→ What you have to do
Transcribe the material in full, exactly as written.
##############################
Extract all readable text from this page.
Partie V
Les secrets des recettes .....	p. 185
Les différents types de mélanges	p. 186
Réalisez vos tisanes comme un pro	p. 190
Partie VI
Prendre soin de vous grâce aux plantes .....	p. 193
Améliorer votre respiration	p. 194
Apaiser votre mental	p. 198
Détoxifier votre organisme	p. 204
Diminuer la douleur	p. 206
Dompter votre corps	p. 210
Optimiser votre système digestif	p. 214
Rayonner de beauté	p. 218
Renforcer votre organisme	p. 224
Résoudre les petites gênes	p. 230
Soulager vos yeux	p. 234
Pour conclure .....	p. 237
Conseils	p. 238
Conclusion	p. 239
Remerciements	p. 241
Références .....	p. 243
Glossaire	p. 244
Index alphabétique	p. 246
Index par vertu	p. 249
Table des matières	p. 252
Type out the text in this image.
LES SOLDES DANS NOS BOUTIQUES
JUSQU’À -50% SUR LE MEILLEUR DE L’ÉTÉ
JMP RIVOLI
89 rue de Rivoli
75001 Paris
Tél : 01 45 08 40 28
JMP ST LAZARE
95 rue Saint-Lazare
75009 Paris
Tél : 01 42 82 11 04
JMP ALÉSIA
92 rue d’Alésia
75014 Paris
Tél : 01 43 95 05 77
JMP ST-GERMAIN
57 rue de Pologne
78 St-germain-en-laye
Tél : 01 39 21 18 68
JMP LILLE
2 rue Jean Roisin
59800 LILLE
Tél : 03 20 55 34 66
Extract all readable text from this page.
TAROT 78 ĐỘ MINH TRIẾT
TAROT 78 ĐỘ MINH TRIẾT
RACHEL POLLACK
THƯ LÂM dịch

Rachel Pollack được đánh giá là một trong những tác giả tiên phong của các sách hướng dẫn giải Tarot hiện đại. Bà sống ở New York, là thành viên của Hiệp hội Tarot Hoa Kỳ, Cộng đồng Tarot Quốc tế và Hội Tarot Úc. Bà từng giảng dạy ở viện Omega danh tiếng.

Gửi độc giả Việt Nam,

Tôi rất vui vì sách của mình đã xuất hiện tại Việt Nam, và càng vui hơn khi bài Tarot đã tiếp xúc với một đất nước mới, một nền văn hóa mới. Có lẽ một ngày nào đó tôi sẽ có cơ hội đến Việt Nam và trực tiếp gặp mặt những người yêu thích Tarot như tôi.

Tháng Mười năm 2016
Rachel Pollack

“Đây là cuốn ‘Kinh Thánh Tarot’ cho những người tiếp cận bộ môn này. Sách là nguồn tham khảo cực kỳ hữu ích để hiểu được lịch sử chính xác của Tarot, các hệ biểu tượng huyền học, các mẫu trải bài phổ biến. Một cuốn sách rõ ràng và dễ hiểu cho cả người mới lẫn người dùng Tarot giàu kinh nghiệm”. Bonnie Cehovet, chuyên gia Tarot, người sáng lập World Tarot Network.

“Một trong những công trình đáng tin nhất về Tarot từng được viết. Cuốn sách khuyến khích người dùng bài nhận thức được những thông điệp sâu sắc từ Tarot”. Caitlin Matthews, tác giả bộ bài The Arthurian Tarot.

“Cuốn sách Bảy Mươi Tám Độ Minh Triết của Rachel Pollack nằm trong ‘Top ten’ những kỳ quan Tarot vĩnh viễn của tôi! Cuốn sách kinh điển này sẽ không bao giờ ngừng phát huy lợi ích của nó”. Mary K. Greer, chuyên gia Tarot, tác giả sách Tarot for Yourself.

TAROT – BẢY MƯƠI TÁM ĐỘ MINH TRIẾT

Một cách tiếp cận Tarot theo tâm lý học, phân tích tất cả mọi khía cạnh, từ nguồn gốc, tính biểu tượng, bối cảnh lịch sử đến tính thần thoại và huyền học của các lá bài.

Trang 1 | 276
##############################
→ Final result
Extract all readable text from this page.
Partie V
Les secrets des recettes .....	p. 185
Les différents types de mélanges	p. 186
Réalisez vos tisanes comme un pro	p. 190
Partie VI
Prendre soin de vous grâce aux plantes .....	p. 193
Améliorer votre respiration	p. 194
Apaiser votre mental	p. 198
Détoxifier votre organisme	p. 204
Diminuer la douleur	p. 206
Dompter votre corps	p. 210
Optimiser votre système digestif	p. 214
Rayonner de beauté	p. 218
Renforcer votre organisme	p. 224
Résoudre les petites gênes	p. 230
Soulager vos yeux	p. 234
Pour conclure .....	p. 237
Conseils	p. 238
Conclusion	p. 239
Remerciements	p. 241
Références .....	p. 243
Glossaire	p. 244
Index alphabétique	p. 246
Index par vertu	p. 249
Table des matières	p. 252
Type out the text in this image.
LES SOLDES DANS NOS BOUTIQUES
JUSQU’À -50% SUR LE MEILLEUR DE L’ÉTÉ
JMP RIVOLI
89 rue de Rivoli
75001 Paris
Tél : 01 45 08 40 28
JMP ST LAZARE
95 rue Saint-Lazare
75009 Paris
Tél : 01 42 82 11 04
JMP ALÉSIA
92 rue d’Alésia
75014 Paris
Tél : 01 43 95 05 77
JMP ST-GERMAIN
57 rue de Pologne
78 St-germain-en-laye
Tél : 01 39 21 18 68
JMP LILLE
2 rue Jean Roisin
59800 LILLE
Tél : 03 20 55 34 66
Extract all readable text from this page.
TAROT 78 ĐỘ MINH TRIẾT
TAROT 78 ĐỘ MINH TRIẾT
RACHEL POLLACK
THƯ LÂM dịch

Rachel Pollack được đánh giá là một trong những tác giả tiên phong của các sách hướng dẫn giải Tarot hiện đại. Bà sống ở New York, là thành viên của Hiệp hội Tarot Hoa Kỳ, Cộng đồng Tarot Quốc tế và Hội Tarot Úc. Bà từng giảng dạy ở viện Omega danh tiếng.

Gửi độc giả Việt Nam,

Tôi rất vui vì sách của mình đã xuất hiện tại Việt Nam, và càng vui hơn khi bài Tarot đã tiếp xúc với một đất nước mới, một nền văn hóa mới. Có lẽ một ngày nào đó tôi sẽ có cơ hội đến Việt Nam và trực tiếp gặp mặt những người yêu thích Tarot như tôi.

Tháng Mười năm 2016
Rachel Pollack

“Đây là cuốn ‘Kinh Thánh Tarot’ cho những người tiếp cận bộ môn này. Sách là nguồn tham khảo cực kỳ hữu ích để hiểu được lịch sử chính xác của Tarot, các hệ biểu tượng huyền học, các mẫu trải bài phổ biến. Một cuốn sách rõ ràng và dễ hiểu cho cả người mới lẫn người dùng Tarot giàu kinh nghiệm”. Bonnie Cehovet, chuyên gia Tarot, người sáng lập World Tarot Network.

“Một trong những công trình đáng tin nhất về Tarot từng được viết. Cuốn sách khuyến khích người dùng bài nhận thức được những thông điệp sâu sắc từ Tarot”. Caitlin Matthews, tác giả bộ bài The Arthurian Tarot.

“Cuốn sách Bảy Mươi Tám Độ Minh Triết của Rachel Pollack nằm trong ‘Top ten’ những kỳ quan Tarot vĩnh viễn của tôi! Cuốn sách kinh điển này sẽ không bao giờ ngừng phát huy lợi ích của nó”. Mary K. Greer, chuyên gia Tarot, tác giả sách Tarot for Yourself.

TAROT – BẢY MƯƠI TÁM ĐỘ MINH TRIẾT

Một cách tiếp cận Tarot theo tâm lý học, phân tích tất cả mọi khía cạnh, từ nguồn gốc, tính biểu tượng, bối cảnh lịch sử đến tính thần thoại và huyền học của các lá bài.

Trang 1 | 276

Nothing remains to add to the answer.